Start of SUPPLIED DATA

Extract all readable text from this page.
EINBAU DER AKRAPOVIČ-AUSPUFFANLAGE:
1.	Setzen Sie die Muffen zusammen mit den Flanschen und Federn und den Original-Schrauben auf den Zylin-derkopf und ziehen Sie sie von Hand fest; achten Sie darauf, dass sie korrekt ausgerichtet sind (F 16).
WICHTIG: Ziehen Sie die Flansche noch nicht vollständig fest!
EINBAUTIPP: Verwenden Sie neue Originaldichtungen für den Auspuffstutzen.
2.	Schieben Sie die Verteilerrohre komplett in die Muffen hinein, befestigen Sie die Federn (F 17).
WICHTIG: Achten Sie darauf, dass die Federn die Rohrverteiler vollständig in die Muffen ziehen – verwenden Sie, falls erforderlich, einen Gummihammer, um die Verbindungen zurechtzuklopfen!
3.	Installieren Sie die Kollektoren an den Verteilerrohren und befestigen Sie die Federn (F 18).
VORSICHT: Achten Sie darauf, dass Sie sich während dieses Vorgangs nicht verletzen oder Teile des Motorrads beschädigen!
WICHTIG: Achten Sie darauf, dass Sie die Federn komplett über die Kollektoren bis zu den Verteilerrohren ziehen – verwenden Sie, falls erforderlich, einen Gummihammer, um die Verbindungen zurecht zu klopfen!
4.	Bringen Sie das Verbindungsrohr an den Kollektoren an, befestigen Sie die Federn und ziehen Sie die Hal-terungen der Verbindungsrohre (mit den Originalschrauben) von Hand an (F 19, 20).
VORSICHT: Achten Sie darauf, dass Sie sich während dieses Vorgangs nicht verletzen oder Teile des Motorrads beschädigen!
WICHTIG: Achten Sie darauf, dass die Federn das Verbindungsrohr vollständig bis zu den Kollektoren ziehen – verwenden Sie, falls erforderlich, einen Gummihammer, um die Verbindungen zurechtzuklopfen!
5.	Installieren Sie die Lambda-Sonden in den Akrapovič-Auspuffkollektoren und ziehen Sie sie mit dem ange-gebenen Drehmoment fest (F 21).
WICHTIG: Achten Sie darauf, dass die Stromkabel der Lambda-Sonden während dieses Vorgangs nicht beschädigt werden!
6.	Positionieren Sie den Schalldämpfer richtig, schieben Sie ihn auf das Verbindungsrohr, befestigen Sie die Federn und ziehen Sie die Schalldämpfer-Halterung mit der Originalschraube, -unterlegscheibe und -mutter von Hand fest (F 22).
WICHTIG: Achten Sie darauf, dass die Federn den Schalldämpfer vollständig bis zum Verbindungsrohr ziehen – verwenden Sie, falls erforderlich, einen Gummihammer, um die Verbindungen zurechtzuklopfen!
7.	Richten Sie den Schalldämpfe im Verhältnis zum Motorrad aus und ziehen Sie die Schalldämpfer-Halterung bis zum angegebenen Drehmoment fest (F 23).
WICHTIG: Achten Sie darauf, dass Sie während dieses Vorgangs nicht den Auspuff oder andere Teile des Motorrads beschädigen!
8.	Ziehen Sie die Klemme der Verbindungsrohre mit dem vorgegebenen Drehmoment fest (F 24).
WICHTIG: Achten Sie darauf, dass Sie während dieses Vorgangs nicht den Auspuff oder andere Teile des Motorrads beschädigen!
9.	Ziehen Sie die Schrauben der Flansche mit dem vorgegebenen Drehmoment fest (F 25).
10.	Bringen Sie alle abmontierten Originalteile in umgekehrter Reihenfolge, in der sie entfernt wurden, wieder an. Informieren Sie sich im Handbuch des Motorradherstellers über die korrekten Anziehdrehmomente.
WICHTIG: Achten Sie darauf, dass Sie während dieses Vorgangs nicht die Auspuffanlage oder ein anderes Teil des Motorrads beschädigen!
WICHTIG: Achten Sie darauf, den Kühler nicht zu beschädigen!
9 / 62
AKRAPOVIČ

End of SUPPLIED DATA

WHAT IS EXPECTED: Track down all lines above with the string "Sonden" and copy them.

ANSWER BELOW:
5.	Installieren Sie die Lambda-Sonden in den Akrapovič-Auspuffkollektoren und ziehen Sie sie mit dem ange-gebenen Drehmoment fest (F 21).
WICHTIG: Achten Sie darauf, dass die Stromkabel der Lambda-Sonden während dieses Vorgangs nicht beschädigt werden!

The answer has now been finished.